> [What you will do]:
Transcribe word for word each line from the one containing "Decode this image" to the final line of the data, both included. Skip the pictures.

Records:
######
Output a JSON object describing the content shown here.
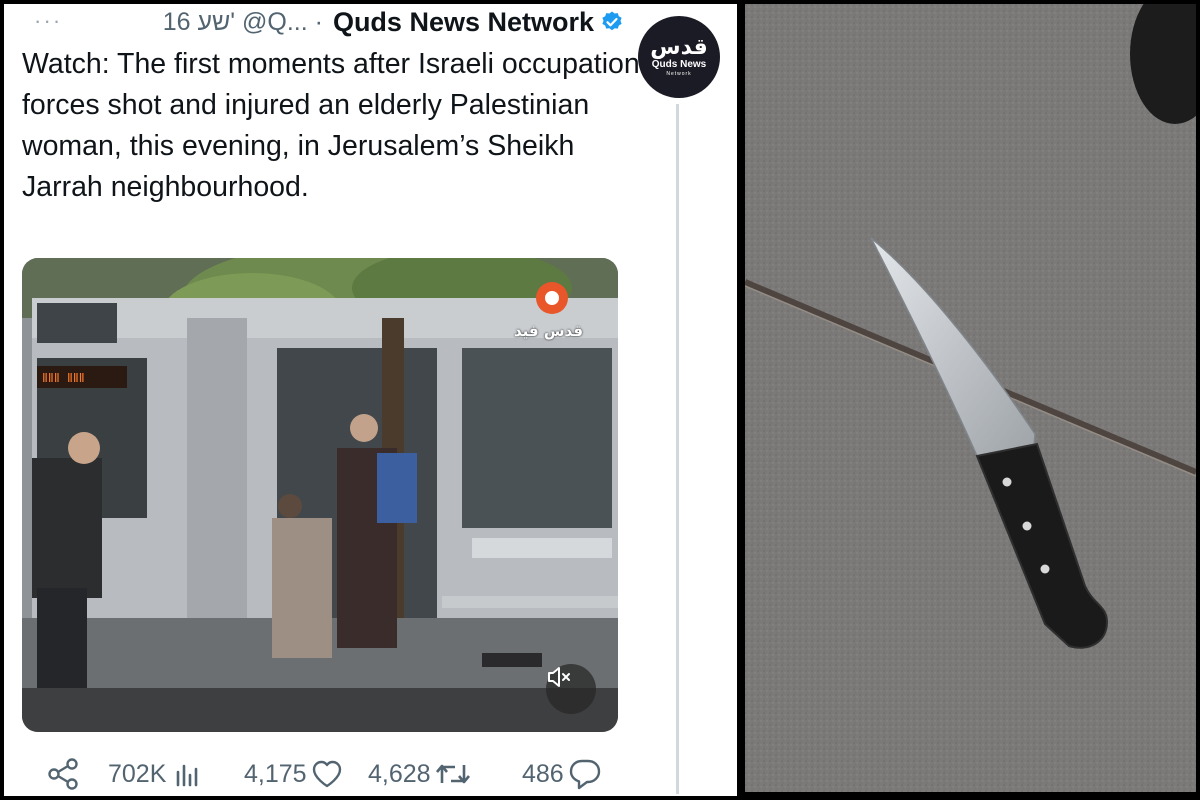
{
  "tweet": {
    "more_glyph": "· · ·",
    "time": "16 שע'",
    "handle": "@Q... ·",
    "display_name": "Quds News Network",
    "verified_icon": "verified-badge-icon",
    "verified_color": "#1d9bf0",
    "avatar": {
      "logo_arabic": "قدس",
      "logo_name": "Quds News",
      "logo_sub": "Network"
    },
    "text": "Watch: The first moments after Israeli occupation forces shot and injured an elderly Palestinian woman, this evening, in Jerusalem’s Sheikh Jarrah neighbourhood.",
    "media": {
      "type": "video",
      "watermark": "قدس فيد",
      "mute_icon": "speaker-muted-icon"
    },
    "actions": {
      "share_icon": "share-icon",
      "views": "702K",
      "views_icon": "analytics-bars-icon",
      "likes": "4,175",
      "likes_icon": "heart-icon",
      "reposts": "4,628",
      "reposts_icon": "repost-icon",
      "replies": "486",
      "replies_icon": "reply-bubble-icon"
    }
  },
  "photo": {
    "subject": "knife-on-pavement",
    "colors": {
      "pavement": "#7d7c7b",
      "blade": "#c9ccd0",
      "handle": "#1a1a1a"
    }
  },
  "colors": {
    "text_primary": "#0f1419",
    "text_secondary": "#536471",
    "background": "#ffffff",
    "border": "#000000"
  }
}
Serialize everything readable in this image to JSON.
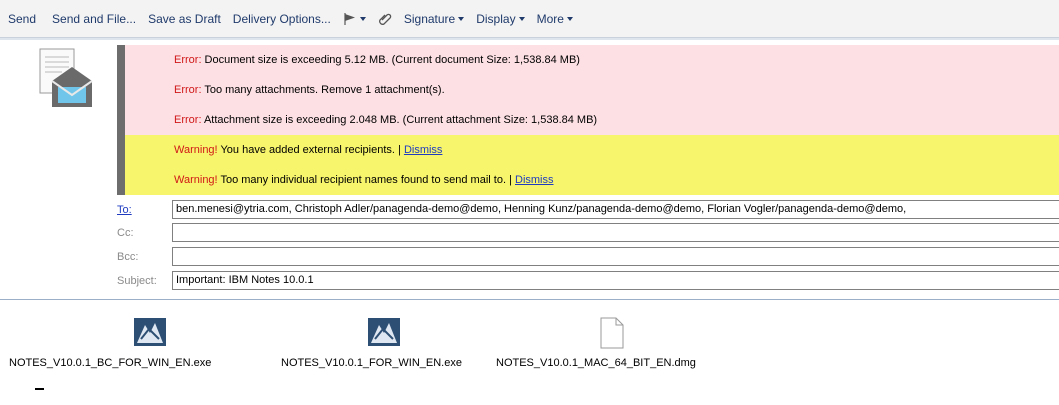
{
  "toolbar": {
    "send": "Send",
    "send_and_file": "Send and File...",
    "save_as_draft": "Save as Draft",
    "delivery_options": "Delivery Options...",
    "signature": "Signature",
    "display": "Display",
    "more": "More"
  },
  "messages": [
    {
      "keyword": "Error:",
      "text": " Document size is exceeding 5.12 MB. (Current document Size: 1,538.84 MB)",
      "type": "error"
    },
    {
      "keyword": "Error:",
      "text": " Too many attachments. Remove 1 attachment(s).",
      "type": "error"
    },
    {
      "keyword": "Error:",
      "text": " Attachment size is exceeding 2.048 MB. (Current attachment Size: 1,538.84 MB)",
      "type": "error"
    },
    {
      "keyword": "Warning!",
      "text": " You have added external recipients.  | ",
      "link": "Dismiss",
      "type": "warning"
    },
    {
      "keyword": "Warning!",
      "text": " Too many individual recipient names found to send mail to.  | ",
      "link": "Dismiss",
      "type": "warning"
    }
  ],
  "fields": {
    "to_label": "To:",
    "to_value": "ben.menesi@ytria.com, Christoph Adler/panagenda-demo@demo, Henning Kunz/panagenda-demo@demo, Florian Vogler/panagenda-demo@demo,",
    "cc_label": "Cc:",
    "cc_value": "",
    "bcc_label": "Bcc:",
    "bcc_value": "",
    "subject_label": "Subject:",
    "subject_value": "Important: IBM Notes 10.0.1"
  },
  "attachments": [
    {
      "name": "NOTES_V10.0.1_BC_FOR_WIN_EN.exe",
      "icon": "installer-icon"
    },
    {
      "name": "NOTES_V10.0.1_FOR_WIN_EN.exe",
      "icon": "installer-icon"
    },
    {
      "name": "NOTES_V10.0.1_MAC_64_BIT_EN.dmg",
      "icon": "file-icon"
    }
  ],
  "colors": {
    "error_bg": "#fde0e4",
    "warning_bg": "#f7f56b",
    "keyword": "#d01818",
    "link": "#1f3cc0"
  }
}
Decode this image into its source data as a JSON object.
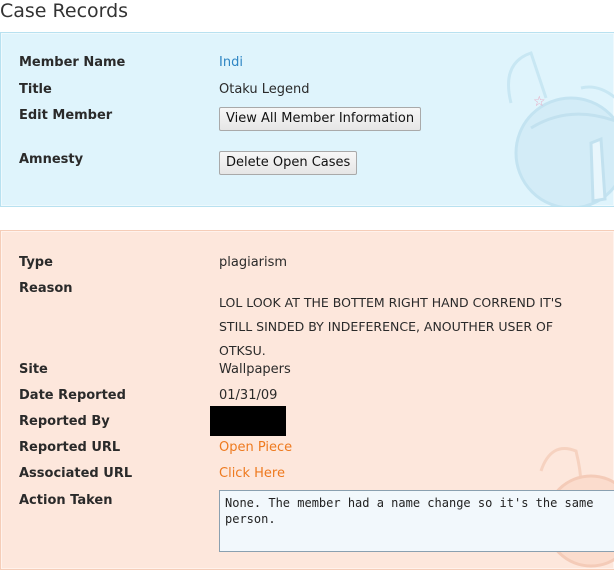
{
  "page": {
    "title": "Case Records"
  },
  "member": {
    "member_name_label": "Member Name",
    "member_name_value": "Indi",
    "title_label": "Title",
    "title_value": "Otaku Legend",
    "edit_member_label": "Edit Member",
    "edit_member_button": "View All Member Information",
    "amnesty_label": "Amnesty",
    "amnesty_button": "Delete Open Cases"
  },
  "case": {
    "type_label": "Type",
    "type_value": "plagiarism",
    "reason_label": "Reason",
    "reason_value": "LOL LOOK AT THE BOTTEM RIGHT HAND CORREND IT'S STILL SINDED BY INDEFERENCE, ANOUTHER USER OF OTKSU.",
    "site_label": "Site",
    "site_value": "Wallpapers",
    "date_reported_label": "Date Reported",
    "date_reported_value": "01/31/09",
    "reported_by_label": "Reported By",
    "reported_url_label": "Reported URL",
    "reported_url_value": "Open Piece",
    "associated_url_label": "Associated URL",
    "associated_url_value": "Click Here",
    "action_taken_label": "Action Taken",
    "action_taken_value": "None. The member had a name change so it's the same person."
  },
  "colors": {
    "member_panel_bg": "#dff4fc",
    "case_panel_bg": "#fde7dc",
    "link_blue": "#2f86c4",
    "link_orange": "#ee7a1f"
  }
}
######
> [Task output]:
Decode this image into its source data as a JSON object.
{
  "page": {
    "title": "Case Records"
  },
  "member": {
    "member_name_label": "Member Name",
    "member_name_value": "Indi",
    "title_label": "Title",
    "title_value": "Otaku Legend",
    "edit_member_label": "Edit Member",
    "edit_member_button": "View All Member Information",
    "amnesty_label": "Amnesty",
    "amnesty_button": "Delete Open Cases"
  },
  "case": {
    "type_label": "Type",
    "type_value": "plagiarism",
    "reason_label": "Reason",
    "reason_value": "LOL LOOK AT THE BOTTEM RIGHT HAND CORREND IT'S STILL SINDED BY INDEFERENCE, ANOUTHER USER OF OTKSU.",
    "site_label": "Site",
    "site_value": "Wallpapers",
    "date_reported_label": "Date Reported",
    "date_reported_value": "01/31/09",
    "reported_by_label": "Reported By",
    "reported_url_label": "Reported URL",
    "reported_url_value": "Open Piece",
    "associated_url_label": "Associated URL",
    "associated_url_value": "Click Here",
    "action_taken_label": "Action Taken",
    "action_taken_value": "None. The member had a name change so it's the same person."
  },
  "colors": {
    "member_panel_bg": "#dff4fc",
    "case_panel_bg": "#fde7dc",
    "link_blue": "#2f86c4",
    "link_orange": "#ee7a1f"
  }
}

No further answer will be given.